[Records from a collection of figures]
+ + +

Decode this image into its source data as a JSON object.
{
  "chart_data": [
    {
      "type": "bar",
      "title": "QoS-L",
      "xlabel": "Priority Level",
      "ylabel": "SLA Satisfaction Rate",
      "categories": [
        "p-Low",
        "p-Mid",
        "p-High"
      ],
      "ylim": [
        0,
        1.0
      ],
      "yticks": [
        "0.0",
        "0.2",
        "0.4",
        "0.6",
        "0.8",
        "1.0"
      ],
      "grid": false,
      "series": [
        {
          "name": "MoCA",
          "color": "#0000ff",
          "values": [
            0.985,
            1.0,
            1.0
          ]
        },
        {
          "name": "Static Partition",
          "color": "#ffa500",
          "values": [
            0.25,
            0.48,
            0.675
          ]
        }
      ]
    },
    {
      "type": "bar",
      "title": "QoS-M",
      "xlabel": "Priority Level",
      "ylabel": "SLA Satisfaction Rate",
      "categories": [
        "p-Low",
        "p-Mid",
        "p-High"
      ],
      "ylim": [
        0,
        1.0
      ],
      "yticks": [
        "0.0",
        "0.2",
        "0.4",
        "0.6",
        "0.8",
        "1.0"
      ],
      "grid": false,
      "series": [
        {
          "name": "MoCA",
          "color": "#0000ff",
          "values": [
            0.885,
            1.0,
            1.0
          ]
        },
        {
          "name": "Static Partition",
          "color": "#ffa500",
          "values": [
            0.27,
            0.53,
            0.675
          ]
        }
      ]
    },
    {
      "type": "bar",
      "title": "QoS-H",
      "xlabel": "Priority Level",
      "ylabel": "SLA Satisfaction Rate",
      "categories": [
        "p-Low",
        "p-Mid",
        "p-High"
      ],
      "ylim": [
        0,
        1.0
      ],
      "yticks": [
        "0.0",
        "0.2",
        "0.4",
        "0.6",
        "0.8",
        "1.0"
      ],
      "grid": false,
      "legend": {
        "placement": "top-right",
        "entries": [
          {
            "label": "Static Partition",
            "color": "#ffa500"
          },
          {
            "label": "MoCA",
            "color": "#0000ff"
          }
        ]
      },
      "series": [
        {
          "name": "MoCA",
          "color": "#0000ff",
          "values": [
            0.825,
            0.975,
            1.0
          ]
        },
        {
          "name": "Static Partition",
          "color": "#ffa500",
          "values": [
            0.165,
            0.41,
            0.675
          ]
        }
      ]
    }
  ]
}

+ + +

### PROBLEM
Repeat the data precisely, line by line.

### REPLY
Decode this image into its source data as a JSON object.
{
  "chart_data": [
    {
      "type": "bar",
      "title": "QoS-L",
      "xlabel": "Priority Level",
      "ylabel": "SLA Satisfaction Rate",
      "categories": [
        "p-Low",
        "p-Mid",
        "p-High"
      ],
      "ylim": [
        0,
        1.0
      ],
      "yticks": [
        "0.0",
        "0.2",
        "0.4",
        "0.6",
        "0.8",
        "1.0"
      ],
      "grid": false,
      "series": [
        {
          "name": "MoCA",
          "color": "#0000ff",
          "values": [
            0.985,
            1.0,
            1.0
          ]
        },
        {
          "name": "Static Partition",
          "color": "#ffa500",
          "values": [
            0.25,
            0.48,
            0.675
          ]
        }
      ]
    },
    {
      "type": "bar",
      "title": "QoS-M",
      "xlabel": "Priority Level",
      "ylabel": "SLA Satisfaction Rate",
      "categories": [
        "p-Low",
        "p-Mid",
        "p-High"
      ],
      "ylim": [
        0,
        1.0
      ],
      "yticks": [
        "0.0",
        "0.2",
        "0.4",
        "0.6",
        "0.8",
        "1.0"
      ],
      "grid": false,
      "series": [
        {
          "name": "MoCA",
          "color": "#0000ff",
          "values": [
            0.885,
            1.0,
            1.0
          ]
        },
        {
          "name": "Static Partition",
          "color": "#ffa500",
          "values": [
            0.27,
            0.53,
            0.675
          ]
        }
      ]
    },
    {
      "type": "bar",
      "title": "QoS-H",
      "xlabel": "Priority Level",
      "ylabel": "SLA Satisfaction Rate",
      "categories": [
        "p-Low",
        "p-Mid",
        "p-High"
      ],
      "ylim": [
        0,
        1.0
      ],
      "yticks": [
        "0.0",
        "0.2",
        "0.4",
        "0.6",
        "0.8",
        "1.0"
      ],
      "grid": false,
      "legend": {
        "placement": "top-right",
        "entries": [
          {
            "label": "Static Partition",
            "color": "#ffa500"
          },
          {
            "label": "MoCA",
            "color": "#0000ff"
          }
        ]
      },
      "series": [
        {
          "name": "MoCA",
          "color": "#0000ff",
          "values": [
            0.825,
            0.975,
            1.0
          ]
        },
        {
          "name": "Static Partition",
          "color": "#ffa500",
          "values": [
            0.165,
            0.41,
            0.675
          ]
        }
      ]
    }
  ]
}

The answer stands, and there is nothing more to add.